>> BEGIN Data supplied

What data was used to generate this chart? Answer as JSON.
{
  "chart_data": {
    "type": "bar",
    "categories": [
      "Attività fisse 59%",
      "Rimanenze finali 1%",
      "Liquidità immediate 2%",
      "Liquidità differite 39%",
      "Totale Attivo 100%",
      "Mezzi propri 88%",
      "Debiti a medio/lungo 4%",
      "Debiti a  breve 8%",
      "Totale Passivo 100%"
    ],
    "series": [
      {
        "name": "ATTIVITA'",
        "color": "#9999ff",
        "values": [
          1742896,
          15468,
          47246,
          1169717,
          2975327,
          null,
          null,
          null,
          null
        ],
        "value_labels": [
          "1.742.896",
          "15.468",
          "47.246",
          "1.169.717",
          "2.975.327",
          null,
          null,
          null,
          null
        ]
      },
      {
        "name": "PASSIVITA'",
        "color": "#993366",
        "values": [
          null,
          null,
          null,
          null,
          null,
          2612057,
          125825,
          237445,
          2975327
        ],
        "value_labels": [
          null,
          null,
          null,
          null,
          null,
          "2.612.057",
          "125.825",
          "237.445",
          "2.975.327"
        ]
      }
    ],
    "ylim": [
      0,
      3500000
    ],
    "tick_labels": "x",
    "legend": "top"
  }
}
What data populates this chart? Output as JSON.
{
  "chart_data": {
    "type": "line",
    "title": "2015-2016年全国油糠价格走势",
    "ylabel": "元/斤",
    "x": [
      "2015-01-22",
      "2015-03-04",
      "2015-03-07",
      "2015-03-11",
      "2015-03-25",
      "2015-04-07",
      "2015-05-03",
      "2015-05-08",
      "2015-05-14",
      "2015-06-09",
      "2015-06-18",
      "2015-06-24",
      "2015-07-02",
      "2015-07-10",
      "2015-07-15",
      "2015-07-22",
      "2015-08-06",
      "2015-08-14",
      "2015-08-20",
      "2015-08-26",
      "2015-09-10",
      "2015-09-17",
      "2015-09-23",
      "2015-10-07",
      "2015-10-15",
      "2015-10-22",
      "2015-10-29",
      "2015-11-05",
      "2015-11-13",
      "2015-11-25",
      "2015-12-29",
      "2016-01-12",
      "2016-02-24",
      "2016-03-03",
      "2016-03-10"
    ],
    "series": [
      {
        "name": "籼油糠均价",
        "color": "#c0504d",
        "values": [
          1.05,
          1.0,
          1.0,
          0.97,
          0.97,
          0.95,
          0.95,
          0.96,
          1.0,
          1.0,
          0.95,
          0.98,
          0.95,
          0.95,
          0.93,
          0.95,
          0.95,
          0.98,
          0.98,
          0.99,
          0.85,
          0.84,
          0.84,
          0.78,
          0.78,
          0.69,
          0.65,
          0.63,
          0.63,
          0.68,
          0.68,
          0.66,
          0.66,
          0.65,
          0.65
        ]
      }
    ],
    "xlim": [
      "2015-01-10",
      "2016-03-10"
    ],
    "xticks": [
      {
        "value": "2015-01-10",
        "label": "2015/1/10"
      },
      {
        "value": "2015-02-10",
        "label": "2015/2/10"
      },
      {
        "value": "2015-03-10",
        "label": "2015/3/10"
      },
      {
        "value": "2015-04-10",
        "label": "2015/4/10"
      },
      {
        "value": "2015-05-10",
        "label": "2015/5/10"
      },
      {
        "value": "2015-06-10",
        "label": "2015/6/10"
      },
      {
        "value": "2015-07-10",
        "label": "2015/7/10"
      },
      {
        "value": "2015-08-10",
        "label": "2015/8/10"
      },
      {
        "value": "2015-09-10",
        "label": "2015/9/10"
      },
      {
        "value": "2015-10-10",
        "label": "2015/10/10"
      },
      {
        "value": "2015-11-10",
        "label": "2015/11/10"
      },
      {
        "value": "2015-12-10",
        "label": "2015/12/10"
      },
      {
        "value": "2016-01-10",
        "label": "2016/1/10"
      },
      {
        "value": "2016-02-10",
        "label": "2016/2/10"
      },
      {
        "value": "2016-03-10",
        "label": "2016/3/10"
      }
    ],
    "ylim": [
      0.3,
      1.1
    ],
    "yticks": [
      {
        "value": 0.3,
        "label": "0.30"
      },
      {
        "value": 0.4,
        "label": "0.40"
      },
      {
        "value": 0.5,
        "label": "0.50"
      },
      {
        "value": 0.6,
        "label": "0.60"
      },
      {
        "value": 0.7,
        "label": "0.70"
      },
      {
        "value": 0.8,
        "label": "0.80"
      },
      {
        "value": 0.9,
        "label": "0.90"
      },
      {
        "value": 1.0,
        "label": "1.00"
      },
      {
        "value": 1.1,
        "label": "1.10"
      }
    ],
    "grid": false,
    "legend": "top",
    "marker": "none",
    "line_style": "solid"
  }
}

>> END Data supplied

**Exercise objective**. Every entry above needs to be quoted exactly.

**Correct response**.
What data was used to generate this chart? Answer as JSON.
{
  "chart_data": {
    "type": "bar",
    "categories": [
      "Attività fisse 59%",
      "Rimanenze finali 1%",
      "Liquidità immediate 2%",
      "Liquidità differite 39%",
      "Totale Attivo 100%",
      "Mezzi propri 88%",
      "Debiti a medio/lungo 4%",
      "Debiti a  breve 8%",
      "Totale Passivo 100%"
    ],
    "series": [
      {
        "name": "ATTIVITA'",
        "color": "#9999ff",
        "values": [
          1742896,
          15468,
          47246,
          1169717,
          2975327,
          null,
          null,
          null,
          null
        ],
        "value_labels": [
          "1.742.896",
          "15.468",
          "47.246",
          "1.169.717",
          "2.975.327",
          null,
          null,
          null,
          null
        ]
      },
      {
        "name": "PASSIVITA'",
        "color": "#993366",
        "values": [
          null,
          null,
          null,
          null,
          null,
          2612057,
          125825,
          237445,
          2975327
        ],
        "value_labels": [
          null,
          null,
          null,
          null,
          null,
          "2.612.057",
          "125.825",
          "237.445",
          "2.975.327"
        ]
      }
    ],
    "ylim": [
      0,
      3500000
    ],
    "tick_labels": "x",
    "legend": "top"
  }
}
What data populates this chart? Output as JSON.
{
  "chart_data": {
    "type": "line",
    "title": "2015-2016年全国油糠价格走势",
    "ylabel": "元/斤",
    "x": [
      "2015-01-22",
      "2015-03-04",
      "2015-03-07",
      "2015-03-11",
      "2015-03-25",
      "2015-04-07",
      "2015-05-03",
      "2015-05-08",
      "2015-05-14",
      "2015-06-09",
      "2015-06-18",
      "2015-06-24",
      "2015-07-02",
      "2015-07-10",
      "2015-07-15",
      "2015-07-22",
      "2015-08-06",
      "2015-08-14",
      "2015-08-20",
      "2015-08-26",
      "2015-09-10",
      "2015-09-17",
      "2015-09-23",
      "2015-10-07",
      "2015-10-15",
      "2015-10-22",
      "2015-10-29",
      "2015-11-05",
      "2015-11-13",
      "2015-11-25",
      "2015-12-29",
      "2016-01-12",
      "2016-02-24",
      "2016-03-03",
      "2016-03-10"
    ],
    "series": [
      {
        "name": "籼油糠均价",
        "color": "#c0504d",
        "values": [
          1.05,
          1.0,
          1.0,
          0.97,
          0.97,
          0.95,
          0.95,
          0.96,
          1.0,
          1.0,
          0.95,
          0.98,
          0.95,
          0.95,
          0.93,
          0.95,
          0.95,
          0.98,
          0.98,
          0.99,
          0.85,
          0.84,
          0.84,
          0.78,
          0.78,
          0.69,
          0.65,
          0.63,
          0.63,
          0.68,
          0.68,
          0.66,
          0.66,
          0.65,
          0.65
        ]
      }
    ],
    "xlim": [
      "2015-01-10",
      "2016-03-10"
    ],
    "xticks": [
      {
        "value": "2015-01-10",
        "label": "2015/1/10"
      },
      {
        "value": "2015-02-10",
        "label": "2015/2/10"
      },
      {
        "value": "2015-03-10",
        "label": "2015/3/10"
      },
      {
        "value": "2015-04-10",
        "label": "2015/4/10"
      },
      {
        "value": "2015-05-10",
        "label": "2015/5/10"
      },
      {
        "value": "2015-06-10",
        "label": "2015/6/10"
      },
      {
        "value": "2015-07-10",
        "label": "2015/7/10"
      },
      {
        "value": "2015-08-10",
        "label": "2015/8/10"
      },
      {
        "value": "2015-09-10",
        "label": "2015/9/10"
      },
      {
        "value": "2015-10-10",
        "label": "2015/10/10"
      },
      {
        "value": "2015-11-10",
        "label": "2015/11/10"
      },
      {
        "value": "2015-12-10",
        "label": "2015/12/10"
      },
      {
        "value": "2016-01-10",
        "label": "2016/1/10"
      },
      {
        "value": "2016-02-10",
        "label": "2016/2/10"
      },
      {
        "value": "2016-03-10",
        "label": "2016/3/10"
      }
    ],
    "ylim": [
      0.3,
      1.1
    ],
    "yticks": [
      {
        "value": 0.3,
        "label": "0.30"
      },
      {
        "value": 0.4,
        "label": "0.40"
      },
      {
        "value": 0.5,
        "label": "0.50"
      },
      {
        "value": 0.6,
        "label": "0.60"
      },
      {
        "value": 0.7,
        "label": "0.70"
      },
      {
        "value": 0.8,
        "label": "0.80"
      },
      {
        "value": 0.9,
        "label": "0.90"
      },
      {
        "value": 1.0,
        "label": "1.00"
      },
      {
        "value": 1.1,
        "label": "1.10"
      }
    ],
    "grid": false,
    "legend": "top",
    "marker": "none",
    "line_style": "solid"
  }
}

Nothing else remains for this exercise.